Collect every line below that contains the word "What".
──────── PROVIDED ENTRIES ────────
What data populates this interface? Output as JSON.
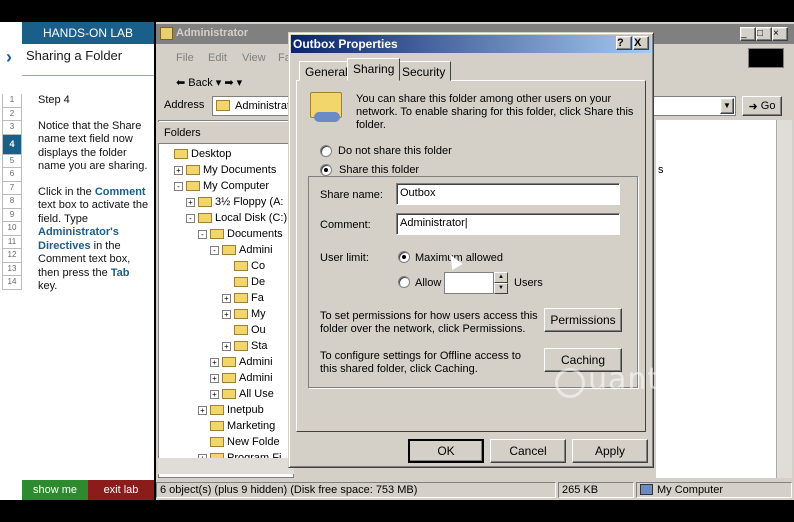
────────
──────── PROVIDED ENTRIES ────────
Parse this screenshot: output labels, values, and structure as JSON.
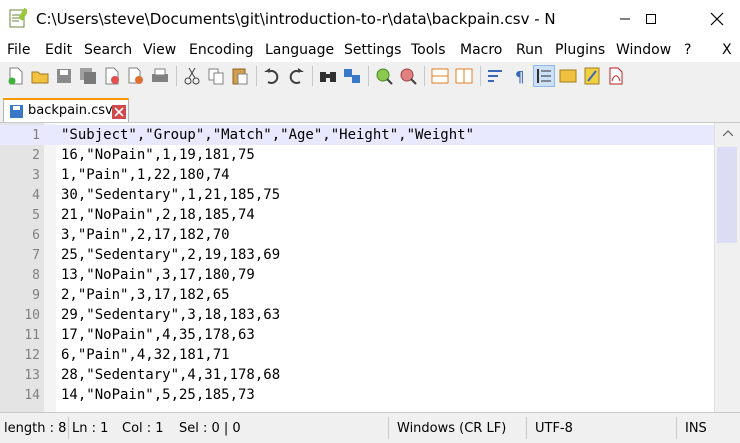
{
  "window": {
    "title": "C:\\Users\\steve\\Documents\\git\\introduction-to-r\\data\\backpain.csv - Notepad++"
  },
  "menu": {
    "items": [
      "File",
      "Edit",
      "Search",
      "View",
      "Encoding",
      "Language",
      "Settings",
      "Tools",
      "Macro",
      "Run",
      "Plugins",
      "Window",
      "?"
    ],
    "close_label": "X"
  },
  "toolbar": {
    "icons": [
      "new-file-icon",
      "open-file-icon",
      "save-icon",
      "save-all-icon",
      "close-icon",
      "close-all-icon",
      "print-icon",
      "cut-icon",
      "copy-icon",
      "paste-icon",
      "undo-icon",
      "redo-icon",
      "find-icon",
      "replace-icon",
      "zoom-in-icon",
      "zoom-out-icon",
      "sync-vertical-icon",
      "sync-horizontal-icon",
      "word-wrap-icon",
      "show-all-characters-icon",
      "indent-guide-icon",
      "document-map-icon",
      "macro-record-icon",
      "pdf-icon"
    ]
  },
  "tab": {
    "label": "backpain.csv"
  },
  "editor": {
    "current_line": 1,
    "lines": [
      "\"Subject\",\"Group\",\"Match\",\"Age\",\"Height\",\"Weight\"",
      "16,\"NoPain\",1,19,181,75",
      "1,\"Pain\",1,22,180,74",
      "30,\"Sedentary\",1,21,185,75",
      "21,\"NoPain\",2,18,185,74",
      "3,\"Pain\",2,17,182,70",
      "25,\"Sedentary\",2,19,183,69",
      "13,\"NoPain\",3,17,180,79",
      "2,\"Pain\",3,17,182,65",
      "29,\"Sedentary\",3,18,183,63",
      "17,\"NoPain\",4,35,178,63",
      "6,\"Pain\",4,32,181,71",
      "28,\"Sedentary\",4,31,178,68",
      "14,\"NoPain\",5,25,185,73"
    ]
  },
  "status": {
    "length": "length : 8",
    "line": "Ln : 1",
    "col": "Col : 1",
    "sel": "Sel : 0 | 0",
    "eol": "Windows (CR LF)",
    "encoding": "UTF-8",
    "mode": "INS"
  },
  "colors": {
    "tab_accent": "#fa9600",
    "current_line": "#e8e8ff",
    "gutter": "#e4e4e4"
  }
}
────────
──────── PROVIDED ENTRIES ────────
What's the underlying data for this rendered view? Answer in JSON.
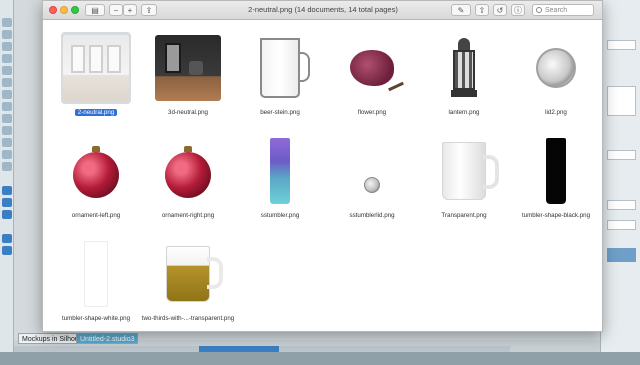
────────
● **RESULT BELOW**:
What data populates this interface? Output as JSON.
What's the underlying data for this rendered view? Answer in JSON.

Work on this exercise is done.